■ RECORDS FOR THIS EXERCISE:
□ □ □ □
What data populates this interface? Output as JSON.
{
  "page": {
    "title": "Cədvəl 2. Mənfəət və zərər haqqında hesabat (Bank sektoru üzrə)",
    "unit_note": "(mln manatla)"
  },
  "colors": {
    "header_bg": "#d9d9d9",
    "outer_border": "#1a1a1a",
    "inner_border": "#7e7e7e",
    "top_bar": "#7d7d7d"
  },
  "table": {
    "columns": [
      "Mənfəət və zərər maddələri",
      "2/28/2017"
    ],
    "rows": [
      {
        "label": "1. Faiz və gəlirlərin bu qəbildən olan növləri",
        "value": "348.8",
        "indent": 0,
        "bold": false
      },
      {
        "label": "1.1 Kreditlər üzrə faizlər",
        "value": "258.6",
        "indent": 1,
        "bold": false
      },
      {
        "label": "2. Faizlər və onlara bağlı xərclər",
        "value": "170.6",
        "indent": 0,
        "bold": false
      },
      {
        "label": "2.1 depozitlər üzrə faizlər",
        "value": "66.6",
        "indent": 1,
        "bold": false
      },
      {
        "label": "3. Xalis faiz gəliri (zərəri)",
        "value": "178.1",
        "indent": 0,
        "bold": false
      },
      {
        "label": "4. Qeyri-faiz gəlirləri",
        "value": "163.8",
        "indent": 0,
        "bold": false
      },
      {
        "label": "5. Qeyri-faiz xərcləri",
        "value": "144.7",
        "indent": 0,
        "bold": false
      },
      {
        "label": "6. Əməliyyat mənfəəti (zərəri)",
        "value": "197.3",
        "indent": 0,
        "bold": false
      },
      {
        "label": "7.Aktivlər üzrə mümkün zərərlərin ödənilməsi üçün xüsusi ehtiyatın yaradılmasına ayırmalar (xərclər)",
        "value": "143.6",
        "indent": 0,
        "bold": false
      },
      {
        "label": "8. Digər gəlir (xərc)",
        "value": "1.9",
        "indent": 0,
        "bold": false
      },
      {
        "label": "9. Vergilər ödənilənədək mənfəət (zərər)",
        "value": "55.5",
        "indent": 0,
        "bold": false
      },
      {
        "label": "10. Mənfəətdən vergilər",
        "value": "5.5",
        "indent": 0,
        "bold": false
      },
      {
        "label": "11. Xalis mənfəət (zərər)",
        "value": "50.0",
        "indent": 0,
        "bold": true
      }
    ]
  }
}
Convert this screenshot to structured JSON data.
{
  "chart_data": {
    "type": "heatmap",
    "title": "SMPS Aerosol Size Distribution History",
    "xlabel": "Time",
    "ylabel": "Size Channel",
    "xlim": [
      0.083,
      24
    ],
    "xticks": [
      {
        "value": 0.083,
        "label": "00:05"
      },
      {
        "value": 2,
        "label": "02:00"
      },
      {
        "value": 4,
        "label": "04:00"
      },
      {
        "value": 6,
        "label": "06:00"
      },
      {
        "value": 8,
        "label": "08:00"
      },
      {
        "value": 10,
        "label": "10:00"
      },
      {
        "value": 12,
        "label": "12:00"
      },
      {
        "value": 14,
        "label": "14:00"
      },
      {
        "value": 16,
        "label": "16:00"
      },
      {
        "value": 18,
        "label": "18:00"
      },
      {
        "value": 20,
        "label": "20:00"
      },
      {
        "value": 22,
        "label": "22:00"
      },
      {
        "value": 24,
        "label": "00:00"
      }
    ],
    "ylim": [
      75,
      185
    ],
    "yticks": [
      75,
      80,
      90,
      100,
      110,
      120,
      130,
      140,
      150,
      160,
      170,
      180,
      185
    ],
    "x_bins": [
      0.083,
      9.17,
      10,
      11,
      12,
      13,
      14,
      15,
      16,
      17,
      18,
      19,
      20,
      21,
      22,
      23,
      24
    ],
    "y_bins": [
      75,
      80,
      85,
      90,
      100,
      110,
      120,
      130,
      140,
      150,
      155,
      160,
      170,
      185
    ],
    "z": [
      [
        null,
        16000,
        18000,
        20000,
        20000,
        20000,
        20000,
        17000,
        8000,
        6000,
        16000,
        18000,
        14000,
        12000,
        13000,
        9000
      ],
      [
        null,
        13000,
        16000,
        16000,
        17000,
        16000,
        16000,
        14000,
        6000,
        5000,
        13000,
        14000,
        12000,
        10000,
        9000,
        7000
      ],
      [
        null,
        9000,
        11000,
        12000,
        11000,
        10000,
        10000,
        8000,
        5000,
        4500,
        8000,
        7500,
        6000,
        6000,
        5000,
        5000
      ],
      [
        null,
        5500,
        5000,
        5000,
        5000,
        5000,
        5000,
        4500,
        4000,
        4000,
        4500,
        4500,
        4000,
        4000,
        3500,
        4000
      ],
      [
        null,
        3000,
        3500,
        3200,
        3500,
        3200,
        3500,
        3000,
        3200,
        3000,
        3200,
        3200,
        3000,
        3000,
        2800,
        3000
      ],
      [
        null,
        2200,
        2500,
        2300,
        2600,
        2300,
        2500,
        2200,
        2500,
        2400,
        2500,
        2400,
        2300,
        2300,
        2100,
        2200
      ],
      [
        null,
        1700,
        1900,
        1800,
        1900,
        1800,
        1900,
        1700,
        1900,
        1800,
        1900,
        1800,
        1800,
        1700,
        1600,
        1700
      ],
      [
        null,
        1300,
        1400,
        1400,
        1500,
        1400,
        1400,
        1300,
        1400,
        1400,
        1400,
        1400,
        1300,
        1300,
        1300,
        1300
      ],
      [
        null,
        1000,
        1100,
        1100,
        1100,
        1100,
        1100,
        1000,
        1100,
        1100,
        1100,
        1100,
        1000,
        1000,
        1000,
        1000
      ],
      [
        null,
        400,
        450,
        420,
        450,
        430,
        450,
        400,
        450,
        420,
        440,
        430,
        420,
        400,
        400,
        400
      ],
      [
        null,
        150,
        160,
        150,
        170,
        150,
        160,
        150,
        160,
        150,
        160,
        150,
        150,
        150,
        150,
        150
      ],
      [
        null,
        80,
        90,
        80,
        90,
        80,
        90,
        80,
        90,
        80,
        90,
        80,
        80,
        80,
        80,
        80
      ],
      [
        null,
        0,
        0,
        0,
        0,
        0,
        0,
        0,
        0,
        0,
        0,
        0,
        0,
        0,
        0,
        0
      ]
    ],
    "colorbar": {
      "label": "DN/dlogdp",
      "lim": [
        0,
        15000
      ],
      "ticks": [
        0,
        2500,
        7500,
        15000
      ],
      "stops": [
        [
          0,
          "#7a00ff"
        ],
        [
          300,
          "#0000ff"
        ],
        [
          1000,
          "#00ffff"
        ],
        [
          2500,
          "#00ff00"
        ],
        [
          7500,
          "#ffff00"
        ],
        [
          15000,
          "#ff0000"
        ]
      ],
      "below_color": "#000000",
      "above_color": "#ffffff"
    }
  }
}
□ □ □ □
■ PROBLEM DETAILS:
Please restate the data word for word, every record included.

■ EXERCISE ANSWER:
What data populates this interface? Output as JSON.
{
  "page": {
    "title": "Cədvəl 2. Mənfəət və zərər haqqında hesabat (Bank sektoru üzrə)",
    "unit_note": "(mln manatla)"
  },
  "colors": {
    "header_bg": "#d9d9d9",
    "outer_border": "#1a1a1a",
    "inner_border": "#7e7e7e",
    "top_bar": "#7d7d7d"
  },
  "table": {
    "columns": [
      "Mənfəət və zərər maddələri",
      "2/28/2017"
    ],
    "rows": [
      {
        "label": "1. Faiz və gəlirlərin bu qəbildən olan növləri",
        "value": "348.8",
        "indent": 0,
        "bold": false
      },
      {
        "label": "1.1 Kreditlər üzrə faizlər",
        "value": "258.6",
        "indent": 1,
        "bold": false
      },
      {
        "label": "2. Faizlər və onlara bağlı xərclər",
        "value": "170.6",
        "indent": 0,
        "bold": false
      },
      {
        "label": "2.1 depozitlər üzrə faizlər",
        "value": "66.6",
        "indent": 1,
        "bold": false
      },
      {
        "label": "3. Xalis faiz gəliri (zərəri)",
        "value": "178.1",
        "indent": 0,
        "bold": false
      },
      {
        "label": "4. Qeyri-faiz gəlirləri",
        "value": "163.8",
        "indent": 0,
        "bold": false
      },
      {
        "label": "5. Qeyri-faiz xərcləri",
        "value": "144.7",
        "indent": 0,
        "bold": false
      },
      {
        "label": "6. Əməliyyat mənfəəti (zərəri)",
        "value": "197.3",
        "indent": 0,
        "bold": false
      },
      {
        "label": "7.Aktivlər üzrə mümkün zərərlərin ödənilməsi üçün xüsusi ehtiyatın yaradılmasına ayırmalar (xərclər)",
        "value": "143.6",
        "indent": 0,
        "bold": false
      },
      {
        "label": "8. Digər gəlir (xərc)",
        "value": "1.9",
        "indent": 0,
        "bold": false
      },
      {
        "label": "9. Vergilər ödənilənədək mənfəət (zərər)",
        "value": "55.5",
        "indent": 0,
        "bold": false
      },
      {
        "label": "10. Mənfəətdən vergilər",
        "value": "5.5",
        "indent": 0,
        "bold": false
      },
      {
        "label": "11. Xalis mənfəət (zərər)",
        "value": "50.0",
        "indent": 0,
        "bold": true
      }
    ]
  }
}
Convert this screenshot to structured JSON data.
{
  "chart_data": {
    "type": "heatmap",
    "title": "SMPS Aerosol Size Distribution History",
    "xlabel": "Time",
    "ylabel": "Size Channel",
    "xlim": [
      0.083,
      24
    ],
    "xticks": [
      {
        "value": 0.083,
        "label": "00:05"
      },
      {
        "value": 2,
        "label": "02:00"
      },
      {
        "value": 4,
        "label": "04:00"
      },
      {
        "value": 6,
        "label": "06:00"
      },
      {
        "value": 8,
        "label": "08:00"
      },
      {
        "value": 10,
        "label": "10:00"
      },
      {
        "value": 12,
        "label": "12:00"
      },
      {
        "value": 14,
        "label": "14:00"
      },
      {
        "value": 16,
        "label": "16:00"
      },
      {
        "value": 18,
        "label": "18:00"
      },
      {
        "value": 20,
        "label": "20:00"
      },
      {
        "value": 22,
        "label": "22:00"
      },
      {
        "value": 24,
        "label": "00:00"
      }
    ],
    "ylim": [
      75,
      185
    ],
    "yticks": [
      75,
      80,
      90,
      100,
      110,
      120,
      130,
      140,
      150,
      160,
      170,
      180,
      185
    ],
    "x_bins": [
      0.083,
      9.17,
      10,
      11,
      12,
      13,
      14,
      15,
      16,
      17,
      18,
      19,
      20,
      21,
      22,
      23,
      24
    ],
    "y_bins": [
      75,
      80,
      85,
      90,
      100,
      110,
      120,
      130,
      140,
      150,
      155,
      160,
      170,
      185
    ],
    "z": [
      [
        null,
        16000,
        18000,
        20000,
        20000,
        20000,
        20000,
        17000,
        8000,
        6000,
        16000,
        18000,
        14000,
        12000,
        13000,
        9000
      ],
      [
        null,
        13000,
        16000,
        16000,
        17000,
        16000,
        16000,
        14000,
        6000,
        5000,
        13000,
        14000,
        12000,
        10000,
        9000,
        7000
      ],
      [
        null,
        9000,
        11000,
        12000,
        11000,
        10000,
        10000,
        8000,
        5000,
        4500,
        8000,
        7500,
        6000,
        6000,
        5000,
        5000
      ],
      [
        null,
        5500,
        5000,
        5000,
        5000,
        5000,
        5000,
        4500,
        4000,
        4000,
        4500,
        4500,
        4000,
        4000,
        3500,
        4000
      ],
      [
        null,
        3000,
        3500,
        3200,
        3500,
        3200,
        3500,
        3000,
        3200,
        3000,
        3200,
        3200,
        3000,
        3000,
        2800,
        3000
      ],
      [
        null,
        2200,
        2500,
        2300,
        2600,
        2300,
        2500,
        2200,
        2500,
        2400,
        2500,
        2400,
        2300,
        2300,
        2100,
        2200
      ],
      [
        null,
        1700,
        1900,
        1800,
        1900,
        1800,
        1900,
        1700,
        1900,
        1800,
        1900,
        1800,
        1800,
        1700,
        1600,
        1700
      ],
      [
        null,
        1300,
        1400,
        1400,
        1500,
        1400,
        1400,
        1300,
        1400,
        1400,
        1400,
        1400,
        1300,
        1300,
        1300,
        1300
      ],
      [
        null,
        1000,
        1100,
        1100,
        1100,
        1100,
        1100,
        1000,
        1100,
        1100,
        1100,
        1100,
        1000,
        1000,
        1000,
        1000
      ],
      [
        null,
        400,
        450,
        420,
        450,
        430,
        450,
        400,
        450,
        420,
        440,
        430,
        420,
        400,
        400,
        400
      ],
      [
        null,
        150,
        160,
        150,
        170,
        150,
        160,
        150,
        160,
        150,
        160,
        150,
        150,
        150,
        150,
        150
      ],
      [
        null,
        80,
        90,
        80,
        90,
        80,
        90,
        80,
        90,
        80,
        90,
        80,
        80,
        80,
        80,
        80
      ],
      [
        null,
        0,
        0,
        0,
        0,
        0,
        0,
        0,
        0,
        0,
        0,
        0,
        0,
        0,
        0,
        0
      ]
    ],
    "colorbar": {
      "label": "DN/dlogdp",
      "lim": [
        0,
        15000
      ],
      "ticks": [
        0,
        2500,
        7500,
        15000
      ],
      "stops": [
        [
          0,
          "#7a00ff"
        ],
        [
          300,
          "#0000ff"
        ],
        [
          1000,
          "#00ffff"
        ],
        [
          2500,
          "#00ff00"
        ],
        [
          7500,
          "#ffff00"
        ],
        [
          15000,
          "#ff0000"
        ]
      ],
      "below_color": "#000000",
      "above_color": "#ffffff"
    }
  }
}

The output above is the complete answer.